Cambodian Dancers by Sir Gerald Kelly (1937)
In 1936, Irish painter Sir Gerald Kelly (1876-1972) visited Cambodia during a world tour with wife Lilian ("Jane"), and portrayed several dancers at the Dance Hall of Phnom Penh Royal Palace. If the costumes and body gestures are rendered with great mastery, these graceful Khmer dancers are still getting confused with Burmese ones in catalogs and art auctions worldwide, probably because the artist had visited Burma earlier, in 1908-1909, and developed his fascination for Southeast Asian classical dance.
A quick survey of Kelly's body-of-work on Internet shows that despite their characteristic outfits and features -- and the fact that the artist often gave the name of his models, such as "Neac Thul" (for Neak Thul), "Sem", "Sun" (for Saona) --, the Khmer dancers are wrongly depicted as "Burmese":
Two samples of erroneous titling (Artnet.com, screenshots)

Brief 1 - According to the passage on Gerald Kelly's Cambodian dancers, where did he portray the dancers in 1936?

Collected data entries:
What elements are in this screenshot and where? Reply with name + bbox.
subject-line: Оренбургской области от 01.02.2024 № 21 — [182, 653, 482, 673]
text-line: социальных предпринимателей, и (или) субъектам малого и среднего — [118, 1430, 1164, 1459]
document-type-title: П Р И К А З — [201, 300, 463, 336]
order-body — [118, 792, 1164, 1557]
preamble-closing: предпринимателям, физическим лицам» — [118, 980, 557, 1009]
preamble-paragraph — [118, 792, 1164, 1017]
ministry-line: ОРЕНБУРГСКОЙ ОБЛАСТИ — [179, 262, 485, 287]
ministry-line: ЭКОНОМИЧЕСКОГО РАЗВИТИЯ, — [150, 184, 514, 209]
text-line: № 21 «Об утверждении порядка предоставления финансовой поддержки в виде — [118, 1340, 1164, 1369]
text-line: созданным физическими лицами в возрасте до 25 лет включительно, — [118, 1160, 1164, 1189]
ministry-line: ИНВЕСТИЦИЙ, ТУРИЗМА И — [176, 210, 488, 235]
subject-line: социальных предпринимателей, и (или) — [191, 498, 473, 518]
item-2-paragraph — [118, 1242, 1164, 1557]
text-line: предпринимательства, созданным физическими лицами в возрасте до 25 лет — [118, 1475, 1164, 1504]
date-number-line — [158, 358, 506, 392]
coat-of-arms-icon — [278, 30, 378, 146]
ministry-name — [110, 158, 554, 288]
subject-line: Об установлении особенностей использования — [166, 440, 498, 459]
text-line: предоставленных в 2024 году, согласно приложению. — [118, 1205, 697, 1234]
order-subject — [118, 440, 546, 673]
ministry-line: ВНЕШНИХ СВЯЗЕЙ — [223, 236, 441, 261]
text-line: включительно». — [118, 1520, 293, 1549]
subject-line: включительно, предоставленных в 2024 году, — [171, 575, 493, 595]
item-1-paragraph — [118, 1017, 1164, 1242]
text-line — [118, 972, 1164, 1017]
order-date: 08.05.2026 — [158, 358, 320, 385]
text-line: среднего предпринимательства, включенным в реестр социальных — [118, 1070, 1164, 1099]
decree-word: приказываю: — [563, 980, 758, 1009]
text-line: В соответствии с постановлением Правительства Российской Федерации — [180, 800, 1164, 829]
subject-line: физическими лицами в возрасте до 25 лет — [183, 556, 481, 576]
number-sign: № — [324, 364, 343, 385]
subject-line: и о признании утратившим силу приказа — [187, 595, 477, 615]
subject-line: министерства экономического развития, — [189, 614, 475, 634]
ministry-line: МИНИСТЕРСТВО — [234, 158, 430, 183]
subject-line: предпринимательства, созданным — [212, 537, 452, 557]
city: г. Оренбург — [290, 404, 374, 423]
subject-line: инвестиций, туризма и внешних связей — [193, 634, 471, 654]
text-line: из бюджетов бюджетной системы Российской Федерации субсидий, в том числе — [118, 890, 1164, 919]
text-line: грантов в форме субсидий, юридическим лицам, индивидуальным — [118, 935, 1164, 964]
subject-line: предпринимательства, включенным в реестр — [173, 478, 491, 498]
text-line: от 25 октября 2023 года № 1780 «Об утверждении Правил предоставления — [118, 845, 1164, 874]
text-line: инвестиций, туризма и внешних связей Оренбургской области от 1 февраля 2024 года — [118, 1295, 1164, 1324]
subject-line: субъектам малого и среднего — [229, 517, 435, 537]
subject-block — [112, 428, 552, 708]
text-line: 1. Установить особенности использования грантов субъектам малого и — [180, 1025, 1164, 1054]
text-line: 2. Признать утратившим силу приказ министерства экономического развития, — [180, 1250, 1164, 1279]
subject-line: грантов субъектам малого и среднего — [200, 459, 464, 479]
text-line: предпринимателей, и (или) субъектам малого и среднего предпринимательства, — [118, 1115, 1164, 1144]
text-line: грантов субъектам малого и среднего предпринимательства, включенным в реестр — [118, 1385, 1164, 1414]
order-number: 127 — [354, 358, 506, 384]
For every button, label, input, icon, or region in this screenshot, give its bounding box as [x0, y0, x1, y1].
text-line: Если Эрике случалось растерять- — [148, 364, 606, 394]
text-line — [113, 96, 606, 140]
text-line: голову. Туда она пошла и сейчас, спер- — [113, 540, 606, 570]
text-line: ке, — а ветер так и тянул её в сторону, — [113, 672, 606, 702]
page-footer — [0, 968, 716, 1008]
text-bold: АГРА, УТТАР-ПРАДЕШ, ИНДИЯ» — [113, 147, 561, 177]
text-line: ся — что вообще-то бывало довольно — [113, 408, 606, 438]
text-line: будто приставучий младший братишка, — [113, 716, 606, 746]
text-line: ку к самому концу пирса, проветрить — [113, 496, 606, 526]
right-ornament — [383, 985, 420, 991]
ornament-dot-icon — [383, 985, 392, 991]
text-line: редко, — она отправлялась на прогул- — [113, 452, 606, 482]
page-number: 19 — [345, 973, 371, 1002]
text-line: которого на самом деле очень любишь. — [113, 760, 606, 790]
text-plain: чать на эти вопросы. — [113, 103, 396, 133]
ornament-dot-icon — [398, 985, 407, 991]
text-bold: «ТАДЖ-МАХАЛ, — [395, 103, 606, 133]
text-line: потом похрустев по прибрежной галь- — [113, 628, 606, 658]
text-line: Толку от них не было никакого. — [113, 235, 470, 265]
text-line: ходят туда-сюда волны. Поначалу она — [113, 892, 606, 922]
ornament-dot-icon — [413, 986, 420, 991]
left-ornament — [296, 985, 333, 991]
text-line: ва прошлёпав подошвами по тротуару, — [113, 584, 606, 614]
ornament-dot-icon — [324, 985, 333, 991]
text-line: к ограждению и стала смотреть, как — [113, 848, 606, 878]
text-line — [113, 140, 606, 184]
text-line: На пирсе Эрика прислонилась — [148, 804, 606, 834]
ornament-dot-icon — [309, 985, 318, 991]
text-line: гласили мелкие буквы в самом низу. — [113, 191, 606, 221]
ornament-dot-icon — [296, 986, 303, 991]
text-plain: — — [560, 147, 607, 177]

Brief 2 - Rewrite everything from the start of the records down through the line containing "text-line: № 21", replacing "ministry-line" with "department-line" and leaving all else unchanged.

Correct answer 1 - At the Dance Hall of Phnom Penh Royal Palace.

Correct answer 2 -
What elements are in this screenshot and where? Reply with name + bbox.
subject-line: Оренбургской области от 01.02.2024 № 21 — [182, 653, 482, 673]
text-line: социальных предпринимателей, и (или) субъектам малого и среднего — [118, 1430, 1164, 1459]
document-type-title: П Р И К А З — [201, 300, 463, 336]
order-body — [118, 792, 1164, 1557]
preamble-closing: предпринимателям, физическим лицам» — [118, 980, 557, 1009]
preamble-paragraph — [118, 792, 1164, 1017]
department-line: ОРЕНБУРГСКОЙ ОБЛАСТИ — [179, 262, 485, 287]
department-line: ЭКОНОМИЧЕСКОГО РАЗВИТИЯ, — [150, 184, 514, 209]
text-line: № 21 «Об утверждении порядка предоставления финансовой поддержки в виде — [118, 1340, 1164, 1369]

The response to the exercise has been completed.